Data items
■ ■ ■ ■
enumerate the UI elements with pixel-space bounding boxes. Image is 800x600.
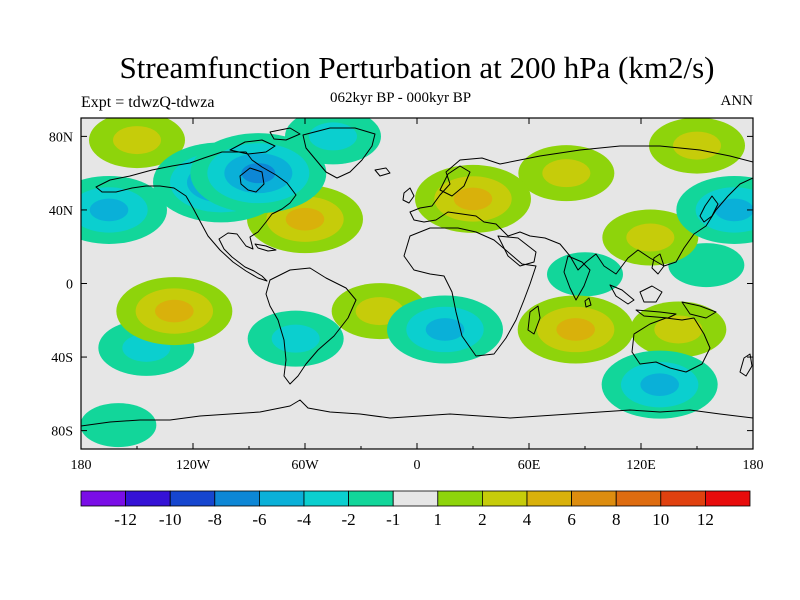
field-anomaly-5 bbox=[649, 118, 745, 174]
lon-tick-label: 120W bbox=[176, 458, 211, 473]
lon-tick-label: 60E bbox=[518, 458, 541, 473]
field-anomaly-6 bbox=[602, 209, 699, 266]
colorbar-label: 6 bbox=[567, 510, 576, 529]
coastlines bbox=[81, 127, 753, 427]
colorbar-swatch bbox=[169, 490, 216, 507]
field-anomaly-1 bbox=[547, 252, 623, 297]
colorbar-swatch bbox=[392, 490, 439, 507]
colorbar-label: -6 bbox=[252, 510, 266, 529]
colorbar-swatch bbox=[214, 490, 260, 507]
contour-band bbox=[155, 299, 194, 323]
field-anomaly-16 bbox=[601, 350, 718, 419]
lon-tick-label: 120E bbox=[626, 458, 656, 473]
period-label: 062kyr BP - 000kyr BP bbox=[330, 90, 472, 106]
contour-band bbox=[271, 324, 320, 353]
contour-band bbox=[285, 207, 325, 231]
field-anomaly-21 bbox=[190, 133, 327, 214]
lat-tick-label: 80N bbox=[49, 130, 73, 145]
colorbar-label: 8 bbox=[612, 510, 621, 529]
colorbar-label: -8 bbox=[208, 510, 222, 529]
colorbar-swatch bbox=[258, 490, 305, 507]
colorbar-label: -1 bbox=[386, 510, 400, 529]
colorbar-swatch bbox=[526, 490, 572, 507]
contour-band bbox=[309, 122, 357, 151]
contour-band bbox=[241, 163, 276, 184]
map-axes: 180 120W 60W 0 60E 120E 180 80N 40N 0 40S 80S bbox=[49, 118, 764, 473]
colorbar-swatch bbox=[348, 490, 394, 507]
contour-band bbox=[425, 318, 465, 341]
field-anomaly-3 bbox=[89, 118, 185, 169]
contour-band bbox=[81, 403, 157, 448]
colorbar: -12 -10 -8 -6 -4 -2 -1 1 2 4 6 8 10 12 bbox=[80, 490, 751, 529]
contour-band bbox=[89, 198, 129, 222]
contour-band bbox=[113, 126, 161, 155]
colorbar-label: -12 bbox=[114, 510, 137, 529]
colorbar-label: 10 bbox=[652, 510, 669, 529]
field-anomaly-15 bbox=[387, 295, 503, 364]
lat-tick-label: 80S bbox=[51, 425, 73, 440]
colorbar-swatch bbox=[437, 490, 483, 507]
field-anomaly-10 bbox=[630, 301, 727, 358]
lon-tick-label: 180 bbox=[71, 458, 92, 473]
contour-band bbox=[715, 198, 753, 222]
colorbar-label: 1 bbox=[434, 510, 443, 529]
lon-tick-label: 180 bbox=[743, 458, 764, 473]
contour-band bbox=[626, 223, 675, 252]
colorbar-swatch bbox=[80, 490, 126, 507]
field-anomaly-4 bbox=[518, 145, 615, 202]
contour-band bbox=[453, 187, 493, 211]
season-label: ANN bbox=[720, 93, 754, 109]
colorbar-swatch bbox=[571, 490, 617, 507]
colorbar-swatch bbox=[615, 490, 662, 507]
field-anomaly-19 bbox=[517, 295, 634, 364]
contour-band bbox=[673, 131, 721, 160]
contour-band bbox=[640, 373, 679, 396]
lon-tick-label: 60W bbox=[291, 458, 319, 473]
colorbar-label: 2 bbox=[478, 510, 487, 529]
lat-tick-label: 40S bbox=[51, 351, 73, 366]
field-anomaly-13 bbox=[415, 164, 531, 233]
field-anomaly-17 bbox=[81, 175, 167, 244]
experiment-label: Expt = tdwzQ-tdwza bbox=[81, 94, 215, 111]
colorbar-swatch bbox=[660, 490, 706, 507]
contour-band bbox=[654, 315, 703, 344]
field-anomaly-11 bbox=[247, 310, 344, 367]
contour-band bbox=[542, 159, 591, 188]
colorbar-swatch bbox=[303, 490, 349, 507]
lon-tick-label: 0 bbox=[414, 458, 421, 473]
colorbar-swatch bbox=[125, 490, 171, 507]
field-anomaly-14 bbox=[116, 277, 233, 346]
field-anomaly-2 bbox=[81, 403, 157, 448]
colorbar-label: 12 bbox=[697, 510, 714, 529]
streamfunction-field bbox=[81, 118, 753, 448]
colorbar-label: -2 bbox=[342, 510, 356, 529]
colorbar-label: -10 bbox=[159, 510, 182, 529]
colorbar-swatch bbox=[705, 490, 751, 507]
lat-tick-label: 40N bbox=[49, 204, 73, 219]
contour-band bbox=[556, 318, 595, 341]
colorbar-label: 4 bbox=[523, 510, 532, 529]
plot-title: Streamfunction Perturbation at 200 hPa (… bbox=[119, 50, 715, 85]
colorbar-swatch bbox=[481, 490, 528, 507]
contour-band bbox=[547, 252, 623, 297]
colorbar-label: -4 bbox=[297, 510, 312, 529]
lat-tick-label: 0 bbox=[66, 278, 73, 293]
■ ■ ■ ■
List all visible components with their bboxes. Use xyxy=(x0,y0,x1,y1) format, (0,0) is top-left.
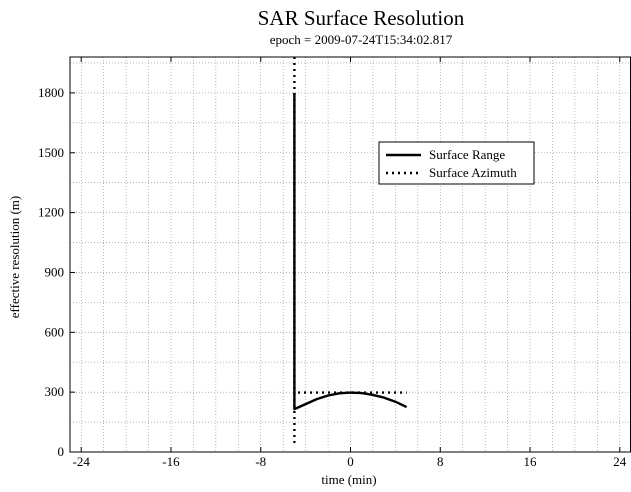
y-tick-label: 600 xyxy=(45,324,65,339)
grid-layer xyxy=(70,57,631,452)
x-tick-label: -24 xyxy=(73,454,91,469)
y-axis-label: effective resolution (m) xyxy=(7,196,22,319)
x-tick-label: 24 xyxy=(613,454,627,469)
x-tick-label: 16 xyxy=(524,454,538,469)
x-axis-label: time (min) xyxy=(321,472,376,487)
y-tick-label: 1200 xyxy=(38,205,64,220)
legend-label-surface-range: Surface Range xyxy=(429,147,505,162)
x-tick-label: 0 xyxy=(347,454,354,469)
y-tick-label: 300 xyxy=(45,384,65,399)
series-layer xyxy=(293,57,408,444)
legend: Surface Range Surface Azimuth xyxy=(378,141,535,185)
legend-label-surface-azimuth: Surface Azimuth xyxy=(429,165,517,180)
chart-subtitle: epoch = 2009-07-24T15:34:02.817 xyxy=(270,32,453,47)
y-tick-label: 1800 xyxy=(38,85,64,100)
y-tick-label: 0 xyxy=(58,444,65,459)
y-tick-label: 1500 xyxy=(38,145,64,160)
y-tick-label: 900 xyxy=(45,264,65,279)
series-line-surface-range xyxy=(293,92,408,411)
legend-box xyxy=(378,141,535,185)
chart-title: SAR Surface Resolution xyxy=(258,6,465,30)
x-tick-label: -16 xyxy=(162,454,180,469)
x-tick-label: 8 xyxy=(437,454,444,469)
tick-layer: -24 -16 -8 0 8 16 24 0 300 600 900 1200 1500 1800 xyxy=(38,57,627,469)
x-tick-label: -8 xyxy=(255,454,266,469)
■ ■ ■ ■
## WORK REQUIRED
Rewrite the data as a Markdown table with the columns Row and Line, one line per row and no blank lines. Begin at the line that has "List all visible" and stop after the line that has "x-tick-label: -8 xyxy=(255,454,266,469)". Leave out the pictures.

## TASK OUTPUT
| Row | Line |
|---|---|
| 1 | List all visible components with their bboxes. Use xyxy=(x0,y0,x1,y1) format, (0,0) is top-left. |
| 2 | y-tick-label: 600 xyxy=(45,324,65,339) |
| 3 | grid-layer xyxy=(70,57,631,452) |
| 4 | x-tick-label: -24 xyxy=(73,454,91,469) |
| 5 | y-axis-label: effective resolution (m) xyxy=(7,196,22,319) |
| 6 | x-tick-label: 24 xyxy=(613,454,627,469) |
| 7 | x-tick-label: 16 xyxy=(524,454,538,469) |
| 8 | x-axis-label: time (min) xyxy=(321,472,376,487) |
| 9 | y-tick-label: 1200 xyxy=(38,205,64,220) |
| 10 | legend-label-surface-range: Surface Range xyxy=(429,147,505,162) |
| 11 | x-tick-label: 0 xyxy=(347,454,354,469) |
| 12 | y-tick-label: 300 xyxy=(45,384,65,399) |
| 13 | series-layer xyxy=(293,57,408,444) |
| 14 | legend: Surface Range Surface Azimuth xyxy=(378,141,535,185) |
| 15 | legend-label-surface-azimuth: Surface Azimuth xyxy=(429,165,517,180) |
| 16 | chart-subtitle: epoch = 2009-07-24T15:34:02.817 xyxy=(270,32,453,47) |
| 17 | y-tick-label: 1800 xyxy=(38,85,64,100) |
| 18 | y-tick-label: 0 xyxy=(58,444,65,459) |
| 19 | y-tick-label: 1500 xyxy=(38,145,64,160) |
| 20 | y-tick-label: 900 xyxy=(45,264,65,279) |
| 21 | series-line-surface-range xyxy=(293,92,408,411) |
| 22 | legend-box xyxy=(378,141,535,185) |
| 23 | chart-title: SAR Surface Resolution xyxy=(258,6,465,30) |
| 24 | x-tick-label: -16 xyxy=(162,454,180,469) |
| 25 | x-tick-label: 8 xyxy=(437,454,444,469) |
| 26 | tick-layer: -24 -16 -8 0 8 16 24 0 300 600 900 1200 1500 1800 xyxy=(38,57,627,469) |
| 27 | x-tick-label: -8 xyxy=(255,454,266,469) |